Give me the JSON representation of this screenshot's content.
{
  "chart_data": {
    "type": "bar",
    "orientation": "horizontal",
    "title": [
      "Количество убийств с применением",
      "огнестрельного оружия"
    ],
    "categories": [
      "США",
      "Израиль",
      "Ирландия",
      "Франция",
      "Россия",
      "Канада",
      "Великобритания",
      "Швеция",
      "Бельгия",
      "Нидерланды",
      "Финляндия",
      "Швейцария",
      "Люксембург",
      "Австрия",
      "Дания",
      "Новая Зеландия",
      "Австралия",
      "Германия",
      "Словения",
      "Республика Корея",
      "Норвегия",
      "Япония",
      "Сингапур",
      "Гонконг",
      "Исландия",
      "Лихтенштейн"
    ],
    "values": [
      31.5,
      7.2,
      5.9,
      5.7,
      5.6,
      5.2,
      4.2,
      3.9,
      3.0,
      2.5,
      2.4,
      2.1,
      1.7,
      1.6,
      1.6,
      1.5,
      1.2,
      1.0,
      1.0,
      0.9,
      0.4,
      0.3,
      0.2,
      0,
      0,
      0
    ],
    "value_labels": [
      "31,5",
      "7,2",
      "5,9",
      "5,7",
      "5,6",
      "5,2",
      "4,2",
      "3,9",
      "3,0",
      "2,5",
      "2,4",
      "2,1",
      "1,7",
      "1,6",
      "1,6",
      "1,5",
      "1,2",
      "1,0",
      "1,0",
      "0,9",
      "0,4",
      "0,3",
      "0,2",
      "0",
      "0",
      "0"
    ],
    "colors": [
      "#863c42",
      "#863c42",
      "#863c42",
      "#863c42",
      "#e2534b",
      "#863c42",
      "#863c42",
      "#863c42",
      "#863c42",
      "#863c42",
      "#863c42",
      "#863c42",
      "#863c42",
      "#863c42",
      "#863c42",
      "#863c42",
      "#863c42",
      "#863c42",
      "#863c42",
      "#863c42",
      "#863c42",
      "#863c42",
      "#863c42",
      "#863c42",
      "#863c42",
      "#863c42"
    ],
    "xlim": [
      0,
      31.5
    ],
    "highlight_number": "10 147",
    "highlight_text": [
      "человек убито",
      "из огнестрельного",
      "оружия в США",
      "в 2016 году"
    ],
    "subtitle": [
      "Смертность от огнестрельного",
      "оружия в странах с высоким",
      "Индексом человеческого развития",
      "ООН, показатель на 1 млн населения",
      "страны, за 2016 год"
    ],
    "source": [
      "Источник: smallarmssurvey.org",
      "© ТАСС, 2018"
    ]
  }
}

Description of the task:
Report how many lines of the data contain the word "оружия", using the number alone.

Output:
3